>> begin

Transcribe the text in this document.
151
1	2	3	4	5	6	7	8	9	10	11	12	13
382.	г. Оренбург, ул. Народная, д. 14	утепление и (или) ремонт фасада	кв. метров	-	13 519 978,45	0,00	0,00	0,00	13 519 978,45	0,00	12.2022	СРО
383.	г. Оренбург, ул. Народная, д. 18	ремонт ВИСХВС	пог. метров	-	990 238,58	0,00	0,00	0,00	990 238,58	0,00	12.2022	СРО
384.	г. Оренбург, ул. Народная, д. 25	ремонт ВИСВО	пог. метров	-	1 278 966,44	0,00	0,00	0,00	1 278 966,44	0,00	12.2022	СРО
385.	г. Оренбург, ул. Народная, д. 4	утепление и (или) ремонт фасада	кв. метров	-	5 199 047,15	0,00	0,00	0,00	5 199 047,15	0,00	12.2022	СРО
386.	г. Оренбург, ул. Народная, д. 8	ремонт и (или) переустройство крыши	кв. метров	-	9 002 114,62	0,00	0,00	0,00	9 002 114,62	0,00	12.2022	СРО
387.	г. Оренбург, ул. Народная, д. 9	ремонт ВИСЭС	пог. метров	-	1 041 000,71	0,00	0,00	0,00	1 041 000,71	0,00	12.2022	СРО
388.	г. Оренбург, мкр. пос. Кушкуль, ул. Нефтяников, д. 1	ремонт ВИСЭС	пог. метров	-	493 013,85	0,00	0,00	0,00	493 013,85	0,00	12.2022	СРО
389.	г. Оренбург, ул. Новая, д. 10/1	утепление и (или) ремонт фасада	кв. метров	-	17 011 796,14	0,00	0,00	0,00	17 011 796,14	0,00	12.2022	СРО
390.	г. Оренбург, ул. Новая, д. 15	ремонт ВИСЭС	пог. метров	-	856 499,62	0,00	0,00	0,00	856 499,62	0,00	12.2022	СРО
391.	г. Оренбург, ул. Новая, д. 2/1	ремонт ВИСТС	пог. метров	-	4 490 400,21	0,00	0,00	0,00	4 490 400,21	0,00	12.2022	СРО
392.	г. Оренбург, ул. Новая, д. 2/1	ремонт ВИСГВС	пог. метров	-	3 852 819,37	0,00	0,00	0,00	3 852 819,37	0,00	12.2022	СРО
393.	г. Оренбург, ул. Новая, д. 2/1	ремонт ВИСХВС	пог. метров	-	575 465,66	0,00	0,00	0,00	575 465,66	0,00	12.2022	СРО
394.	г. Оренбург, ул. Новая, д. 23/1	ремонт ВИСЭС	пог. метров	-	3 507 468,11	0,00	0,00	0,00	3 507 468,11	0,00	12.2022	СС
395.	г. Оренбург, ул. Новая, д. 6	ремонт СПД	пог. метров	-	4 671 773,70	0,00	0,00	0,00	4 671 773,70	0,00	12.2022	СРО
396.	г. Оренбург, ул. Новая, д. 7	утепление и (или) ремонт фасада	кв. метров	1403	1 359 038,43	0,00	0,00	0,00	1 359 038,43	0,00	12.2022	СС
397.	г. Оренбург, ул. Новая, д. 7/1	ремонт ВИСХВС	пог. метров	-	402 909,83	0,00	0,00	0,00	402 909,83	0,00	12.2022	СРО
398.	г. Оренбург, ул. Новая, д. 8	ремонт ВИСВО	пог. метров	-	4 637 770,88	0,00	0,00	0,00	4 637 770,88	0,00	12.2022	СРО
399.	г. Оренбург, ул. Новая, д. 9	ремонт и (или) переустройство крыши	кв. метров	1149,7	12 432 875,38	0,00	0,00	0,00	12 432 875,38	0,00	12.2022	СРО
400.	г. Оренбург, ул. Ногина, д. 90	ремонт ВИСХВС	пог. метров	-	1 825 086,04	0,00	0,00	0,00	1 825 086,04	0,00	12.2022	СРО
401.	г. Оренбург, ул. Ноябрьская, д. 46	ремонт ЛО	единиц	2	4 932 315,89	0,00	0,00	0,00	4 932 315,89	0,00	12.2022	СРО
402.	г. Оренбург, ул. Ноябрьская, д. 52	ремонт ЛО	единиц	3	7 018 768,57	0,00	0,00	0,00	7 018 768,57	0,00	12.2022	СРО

>> end

Exercise instructions: Pick out every line holding the string "крыши" and return it.

Solved problem:
386.	г. Оренбург, ул. Народная, д. 8	ремонт и (или) переустройство крыши	кв. метров	-	9 002 114,62	0,00	0,00	0,00	9 002 114,62	0,00	12.2022	СРО
399.	г. Оренбург, ул. Новая, д. 9	ремонт и (или) переустройство крыши	кв. метров	1149,7	12 432 875,38	0,00	0,00	0,00	12 432 875,38	0,00	12.2022	СРО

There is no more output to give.